Study text:
▽
With living costs so high, is it any wonder so many still emigrate?
Why wouldn’t you leave if you’re offered a better-paying, more secure job elsewhere?
David Toms: ‘Wages in Ireland do not reflect the cost of living there. That’s the simple truth.’
In a Generation Emigration article on Wednesday, the journalist noted that despite many improvements in Ireland’s economy, “emigration is still a desirable option among Irish people, with 31,800 moving abroad in the period”. The article goes on to point out that just one in 10 emigrants who left Ireland in the 12 months to April 2016 - 31,800 of whom were Irish nationals - was unemployed before leaving. As such, it is suggested that “they may be departing for the experience of living abroad, or because they are unhappy with their current job situation in Ireland.” But what does all this really mean?
First I want to address the fact that only one in ten people who emigrated was unemployed. Emigration isn’t cheap today and it wasn’t in the past either. While in the past people boarded steamers in a variety of classes, the cost was high, and while we may now have lots of cheap flights to a variety of destinations, until you try to put your life into a 20kg bag and move to another country, you won’t realise how hard it is to do, and how costly it can be.
In addition to the cost of getting there, setting up in a new country is expensive. If you are going to go without work already secured, you need to have some savings behind you. Even if you go with a job contract in your back pocket, you’ll have to find an apartment to rent, take time out from your job to register with the local police, probably buy a local phone. None of this stuff is cheap. It’s also terrifying, interacting with a new culture, possibly a new language, knowing few if any people, and trying to navigate the culture shock.
Emigrating is not going on an extended J1 visa. It’s real life. And it can be absolutely dread-inducing. Yes, the experience you gain living abroad is invaluable and the more people who get to do it, the better. You have to learn to embrace the experience but that takes time. It can be exhausting putting yourself out there and meeting new people, who could be just passing acquaintances or lifelong friends. Being an emigrant - even an educated, adaptable and positive one - can be hard.
For many going away, coming home isn’t the end goal; returning may not in fact be “desirable” at all. It’s easier to come home than it used to be but as the Generation Emigration series has shown, often those who stay away for a few years find it harder and harder to envision actually coming back - then you are dealing with reverse culture shock.
Now, to turn to dissatisfaction with a person’s job situation in Ireland. I know plenty of people with good, fulfilling jobs in Ireland. But I know plenty of people whose jobs don’t even pay well, never mind offer any kind of satisfaction. And even if they do pay okay, how are they meant to keep up with the kind of rent increases we are seeing, where in Cork for example it has risen by 18 per cent? Dublin , as we all know, is a nightmare.
△
Task requirements: Write the next part of the article on emigration from Ireland, picking up right after its last sentence. The records come from a separate source with no link to the article on emigration from Ireland.

Available data:
▽
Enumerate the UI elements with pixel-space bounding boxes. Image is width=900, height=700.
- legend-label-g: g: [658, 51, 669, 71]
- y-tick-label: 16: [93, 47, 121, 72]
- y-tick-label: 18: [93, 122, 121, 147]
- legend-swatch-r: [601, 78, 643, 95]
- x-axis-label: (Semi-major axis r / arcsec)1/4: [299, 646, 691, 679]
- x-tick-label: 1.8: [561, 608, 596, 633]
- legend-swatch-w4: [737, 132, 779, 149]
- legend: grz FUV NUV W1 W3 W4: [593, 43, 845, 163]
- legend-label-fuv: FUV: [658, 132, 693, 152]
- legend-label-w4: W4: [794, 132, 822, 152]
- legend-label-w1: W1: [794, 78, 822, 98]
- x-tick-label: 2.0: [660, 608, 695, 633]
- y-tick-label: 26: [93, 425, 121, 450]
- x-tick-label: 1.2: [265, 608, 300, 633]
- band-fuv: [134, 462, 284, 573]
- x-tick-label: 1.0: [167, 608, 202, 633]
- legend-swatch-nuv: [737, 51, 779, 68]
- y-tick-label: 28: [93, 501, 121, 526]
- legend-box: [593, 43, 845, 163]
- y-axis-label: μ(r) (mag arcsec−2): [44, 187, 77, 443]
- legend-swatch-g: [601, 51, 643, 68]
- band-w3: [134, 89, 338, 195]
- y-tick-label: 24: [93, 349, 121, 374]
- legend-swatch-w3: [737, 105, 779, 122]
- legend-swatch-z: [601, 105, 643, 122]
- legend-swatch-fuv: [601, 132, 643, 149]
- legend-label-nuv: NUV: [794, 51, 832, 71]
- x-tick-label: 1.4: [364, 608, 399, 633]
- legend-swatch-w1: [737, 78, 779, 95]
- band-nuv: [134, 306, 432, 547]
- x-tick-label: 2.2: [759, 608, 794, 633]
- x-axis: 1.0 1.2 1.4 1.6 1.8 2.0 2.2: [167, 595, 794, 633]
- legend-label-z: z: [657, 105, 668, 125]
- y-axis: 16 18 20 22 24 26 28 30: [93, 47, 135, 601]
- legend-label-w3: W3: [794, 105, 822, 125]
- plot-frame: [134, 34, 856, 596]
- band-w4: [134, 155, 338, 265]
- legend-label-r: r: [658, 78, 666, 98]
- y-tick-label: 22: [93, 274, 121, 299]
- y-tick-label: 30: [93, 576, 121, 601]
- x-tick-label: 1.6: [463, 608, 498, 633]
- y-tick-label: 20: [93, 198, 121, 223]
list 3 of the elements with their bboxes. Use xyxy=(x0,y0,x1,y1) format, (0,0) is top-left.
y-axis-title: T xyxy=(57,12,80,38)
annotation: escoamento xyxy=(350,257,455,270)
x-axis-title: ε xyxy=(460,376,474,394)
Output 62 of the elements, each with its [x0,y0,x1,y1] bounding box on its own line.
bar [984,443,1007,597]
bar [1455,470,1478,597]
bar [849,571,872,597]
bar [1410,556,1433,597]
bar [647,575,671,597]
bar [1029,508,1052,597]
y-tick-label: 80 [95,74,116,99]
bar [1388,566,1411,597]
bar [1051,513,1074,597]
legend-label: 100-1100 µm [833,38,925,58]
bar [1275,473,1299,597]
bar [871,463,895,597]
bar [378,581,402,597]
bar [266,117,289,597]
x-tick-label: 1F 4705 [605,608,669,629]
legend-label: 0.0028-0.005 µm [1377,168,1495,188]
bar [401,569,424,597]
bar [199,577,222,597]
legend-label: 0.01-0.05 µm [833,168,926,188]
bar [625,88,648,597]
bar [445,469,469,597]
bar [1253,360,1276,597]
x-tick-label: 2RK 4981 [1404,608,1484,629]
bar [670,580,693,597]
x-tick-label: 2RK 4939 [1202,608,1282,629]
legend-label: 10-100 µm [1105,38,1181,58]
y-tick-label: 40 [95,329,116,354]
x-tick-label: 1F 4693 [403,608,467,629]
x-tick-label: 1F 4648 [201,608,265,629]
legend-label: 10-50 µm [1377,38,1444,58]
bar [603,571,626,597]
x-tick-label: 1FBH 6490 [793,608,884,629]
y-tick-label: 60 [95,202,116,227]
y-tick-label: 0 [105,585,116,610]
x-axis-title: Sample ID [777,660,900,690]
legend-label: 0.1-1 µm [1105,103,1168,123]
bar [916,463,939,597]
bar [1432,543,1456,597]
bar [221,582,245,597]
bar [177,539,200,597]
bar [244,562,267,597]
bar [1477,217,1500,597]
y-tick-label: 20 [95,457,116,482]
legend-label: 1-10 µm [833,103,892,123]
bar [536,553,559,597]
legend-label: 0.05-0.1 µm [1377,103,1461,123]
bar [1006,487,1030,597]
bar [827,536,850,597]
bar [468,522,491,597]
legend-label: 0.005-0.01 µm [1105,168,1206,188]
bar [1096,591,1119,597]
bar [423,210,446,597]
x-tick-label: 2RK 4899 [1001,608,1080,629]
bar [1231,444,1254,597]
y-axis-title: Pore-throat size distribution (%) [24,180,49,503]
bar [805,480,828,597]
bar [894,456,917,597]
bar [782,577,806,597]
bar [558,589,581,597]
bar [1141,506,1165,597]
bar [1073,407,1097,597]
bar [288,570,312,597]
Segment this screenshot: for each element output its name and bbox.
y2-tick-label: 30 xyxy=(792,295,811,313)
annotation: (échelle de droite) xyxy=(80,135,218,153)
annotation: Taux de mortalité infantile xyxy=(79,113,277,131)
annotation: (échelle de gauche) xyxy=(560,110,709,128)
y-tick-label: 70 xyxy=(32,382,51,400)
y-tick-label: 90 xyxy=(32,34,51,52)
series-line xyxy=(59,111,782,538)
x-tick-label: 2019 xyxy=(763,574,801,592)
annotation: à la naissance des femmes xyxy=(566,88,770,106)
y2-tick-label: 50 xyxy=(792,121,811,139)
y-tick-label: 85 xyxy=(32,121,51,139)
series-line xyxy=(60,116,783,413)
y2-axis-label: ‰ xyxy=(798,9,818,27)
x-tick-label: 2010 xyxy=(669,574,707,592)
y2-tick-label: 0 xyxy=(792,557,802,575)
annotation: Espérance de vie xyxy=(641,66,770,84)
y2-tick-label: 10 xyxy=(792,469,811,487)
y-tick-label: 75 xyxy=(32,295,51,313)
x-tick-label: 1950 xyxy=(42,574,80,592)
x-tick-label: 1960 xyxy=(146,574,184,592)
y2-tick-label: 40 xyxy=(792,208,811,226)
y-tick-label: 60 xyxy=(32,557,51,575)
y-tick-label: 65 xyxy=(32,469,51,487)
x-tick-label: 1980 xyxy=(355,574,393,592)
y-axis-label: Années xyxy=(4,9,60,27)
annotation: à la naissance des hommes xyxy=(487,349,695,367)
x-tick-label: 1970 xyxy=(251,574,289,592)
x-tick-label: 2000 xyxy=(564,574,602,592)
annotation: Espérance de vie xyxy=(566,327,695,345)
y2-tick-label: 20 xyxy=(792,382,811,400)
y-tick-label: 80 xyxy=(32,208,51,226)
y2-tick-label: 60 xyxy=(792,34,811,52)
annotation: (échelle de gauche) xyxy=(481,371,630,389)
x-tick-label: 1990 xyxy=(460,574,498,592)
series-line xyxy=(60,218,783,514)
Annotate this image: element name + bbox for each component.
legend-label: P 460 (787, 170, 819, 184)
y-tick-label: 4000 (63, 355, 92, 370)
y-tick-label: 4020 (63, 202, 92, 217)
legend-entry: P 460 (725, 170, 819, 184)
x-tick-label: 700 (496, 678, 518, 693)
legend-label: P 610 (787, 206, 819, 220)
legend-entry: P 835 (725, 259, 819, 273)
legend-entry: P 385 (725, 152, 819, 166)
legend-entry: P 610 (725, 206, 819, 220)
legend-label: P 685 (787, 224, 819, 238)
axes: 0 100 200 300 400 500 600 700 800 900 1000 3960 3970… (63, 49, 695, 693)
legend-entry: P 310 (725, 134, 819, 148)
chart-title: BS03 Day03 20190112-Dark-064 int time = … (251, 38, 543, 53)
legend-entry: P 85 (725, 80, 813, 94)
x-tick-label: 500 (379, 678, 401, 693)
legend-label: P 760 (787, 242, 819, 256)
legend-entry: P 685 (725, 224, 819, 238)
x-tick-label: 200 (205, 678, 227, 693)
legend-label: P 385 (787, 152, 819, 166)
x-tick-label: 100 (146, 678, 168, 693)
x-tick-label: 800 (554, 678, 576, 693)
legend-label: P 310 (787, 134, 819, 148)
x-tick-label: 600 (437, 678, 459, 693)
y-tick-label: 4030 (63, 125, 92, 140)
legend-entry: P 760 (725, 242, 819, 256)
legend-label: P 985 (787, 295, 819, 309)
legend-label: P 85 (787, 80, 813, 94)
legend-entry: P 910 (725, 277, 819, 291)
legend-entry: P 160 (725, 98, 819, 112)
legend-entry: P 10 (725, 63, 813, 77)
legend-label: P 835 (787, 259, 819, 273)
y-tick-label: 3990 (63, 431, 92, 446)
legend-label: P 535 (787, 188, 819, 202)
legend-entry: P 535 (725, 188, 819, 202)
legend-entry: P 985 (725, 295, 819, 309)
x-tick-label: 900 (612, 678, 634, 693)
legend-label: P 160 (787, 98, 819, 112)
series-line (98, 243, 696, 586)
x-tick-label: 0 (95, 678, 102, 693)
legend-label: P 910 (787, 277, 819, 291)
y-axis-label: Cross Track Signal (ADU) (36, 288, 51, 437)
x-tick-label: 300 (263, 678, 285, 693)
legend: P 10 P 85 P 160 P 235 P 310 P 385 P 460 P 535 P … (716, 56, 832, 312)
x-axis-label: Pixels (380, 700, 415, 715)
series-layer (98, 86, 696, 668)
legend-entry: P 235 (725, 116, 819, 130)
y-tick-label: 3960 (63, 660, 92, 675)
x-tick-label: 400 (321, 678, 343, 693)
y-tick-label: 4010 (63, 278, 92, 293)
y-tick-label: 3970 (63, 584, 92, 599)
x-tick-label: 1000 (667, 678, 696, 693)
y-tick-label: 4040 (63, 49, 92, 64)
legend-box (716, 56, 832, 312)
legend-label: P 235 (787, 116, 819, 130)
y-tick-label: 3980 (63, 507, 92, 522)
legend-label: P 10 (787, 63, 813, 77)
△
Exercise output:
This is the net effect of too much concentration of new business in those cities. Many other places are lagging far behind in terms of recovery. We can’t and shouldn’t all have to live in Cork or Dublin.
No one is likely to forget the cynical appropriation last Christmas by the then-government in Ireland of the #hometovote hashtag related to the Marriage Equality referendum. They turned it to #hometowork but as we know, there aren’t jobs for the hundreds and thousands to come home to. The return of that many emigrants en masse would constitute a crisis for the country. The new Minister for the Diaspora Joe McHugh admitted this himself; in an article back in June, the Irish Times noted:Identifying opportunities in the science and engineering sectors, Mr McHugh said that while Ireland required people with these skills, it would be wrong to suggest there were jobs for all emigrants. That situation may change as the economy recovers and services are developed, but it is likely to be a slow process.
Marie-Claire McAleer, who works as head researcher for the National Youth Council of Ireland, is quoted in Wednesday’s report on the CSO statistics, saying “young people would continue to leave in high numbers if issues such as high living costs and insecure working conditions are not addressed.”
Most people I know can’t afford the deposit on a house to get a mortgage, and car insurance is still insanely overpriced for the young in Ireland. We are, in almost all the markers of progress through adult life, priced out. Wages in Ireland do not reflect the cost of living there. That’s the simple truth.
So imagine being in your 20s, educated, qualified and with some work experience behind you and being offered a more secure better paying job elsewhere. Why wouldn’t you go?